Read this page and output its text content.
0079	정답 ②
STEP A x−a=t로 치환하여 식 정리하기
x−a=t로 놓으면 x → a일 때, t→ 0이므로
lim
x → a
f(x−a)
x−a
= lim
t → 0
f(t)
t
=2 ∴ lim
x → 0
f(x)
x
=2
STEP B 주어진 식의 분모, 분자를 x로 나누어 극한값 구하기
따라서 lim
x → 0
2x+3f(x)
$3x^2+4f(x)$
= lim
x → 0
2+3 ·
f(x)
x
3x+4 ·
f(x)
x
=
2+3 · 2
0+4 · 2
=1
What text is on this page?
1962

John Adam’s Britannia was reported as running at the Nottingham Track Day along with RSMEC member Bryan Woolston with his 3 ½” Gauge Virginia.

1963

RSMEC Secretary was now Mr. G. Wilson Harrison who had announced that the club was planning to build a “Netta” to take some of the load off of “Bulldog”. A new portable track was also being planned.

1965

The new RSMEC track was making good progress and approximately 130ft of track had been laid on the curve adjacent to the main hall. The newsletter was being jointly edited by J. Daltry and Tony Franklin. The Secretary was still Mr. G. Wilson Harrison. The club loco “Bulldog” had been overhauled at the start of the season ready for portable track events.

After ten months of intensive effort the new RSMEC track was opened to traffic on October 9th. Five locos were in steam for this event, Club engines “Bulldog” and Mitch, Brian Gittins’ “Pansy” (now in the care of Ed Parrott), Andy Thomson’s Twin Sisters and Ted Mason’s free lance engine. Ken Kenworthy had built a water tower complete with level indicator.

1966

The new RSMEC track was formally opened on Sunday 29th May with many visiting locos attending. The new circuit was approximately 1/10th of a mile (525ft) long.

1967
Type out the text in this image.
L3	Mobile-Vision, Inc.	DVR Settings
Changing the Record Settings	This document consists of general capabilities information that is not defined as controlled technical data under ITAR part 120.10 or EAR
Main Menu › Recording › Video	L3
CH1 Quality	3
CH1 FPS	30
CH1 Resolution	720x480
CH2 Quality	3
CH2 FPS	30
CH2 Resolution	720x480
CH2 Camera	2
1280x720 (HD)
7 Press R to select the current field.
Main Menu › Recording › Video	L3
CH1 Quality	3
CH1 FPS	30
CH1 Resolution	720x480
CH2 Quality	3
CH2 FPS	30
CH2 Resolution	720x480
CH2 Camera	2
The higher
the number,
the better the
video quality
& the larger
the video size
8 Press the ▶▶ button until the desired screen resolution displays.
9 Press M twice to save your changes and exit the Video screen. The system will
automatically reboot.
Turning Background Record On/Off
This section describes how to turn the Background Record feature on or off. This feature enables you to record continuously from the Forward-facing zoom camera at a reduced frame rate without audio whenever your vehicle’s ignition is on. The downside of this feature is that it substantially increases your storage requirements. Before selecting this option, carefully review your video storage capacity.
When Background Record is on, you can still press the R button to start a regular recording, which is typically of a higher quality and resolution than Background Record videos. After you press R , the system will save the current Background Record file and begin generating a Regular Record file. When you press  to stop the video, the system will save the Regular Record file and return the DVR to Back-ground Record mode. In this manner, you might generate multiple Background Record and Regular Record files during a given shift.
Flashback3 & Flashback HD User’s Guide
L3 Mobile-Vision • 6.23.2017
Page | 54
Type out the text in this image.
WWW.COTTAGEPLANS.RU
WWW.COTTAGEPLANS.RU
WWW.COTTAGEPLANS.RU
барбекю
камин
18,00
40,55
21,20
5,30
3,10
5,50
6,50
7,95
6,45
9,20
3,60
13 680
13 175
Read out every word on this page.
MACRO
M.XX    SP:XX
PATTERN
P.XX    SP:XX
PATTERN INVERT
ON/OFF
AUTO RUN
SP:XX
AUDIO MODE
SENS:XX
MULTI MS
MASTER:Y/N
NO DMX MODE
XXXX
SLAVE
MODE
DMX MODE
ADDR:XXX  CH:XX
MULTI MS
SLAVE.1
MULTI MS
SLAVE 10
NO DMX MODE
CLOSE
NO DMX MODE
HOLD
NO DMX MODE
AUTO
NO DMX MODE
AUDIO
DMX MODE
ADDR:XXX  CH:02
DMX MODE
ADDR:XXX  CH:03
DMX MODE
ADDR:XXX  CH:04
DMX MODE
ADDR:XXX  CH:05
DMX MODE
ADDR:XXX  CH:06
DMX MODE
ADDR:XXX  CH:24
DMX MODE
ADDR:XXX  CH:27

_ _ _

**What the task asks:**
Copy each line in the data that holds the word "STEP".

**Written solution:**
STEP A x−a=t로 치환하여 식 정리하기
STEP B 주어진 식의 분모, 분자를 x로 나누어 극한값 구하기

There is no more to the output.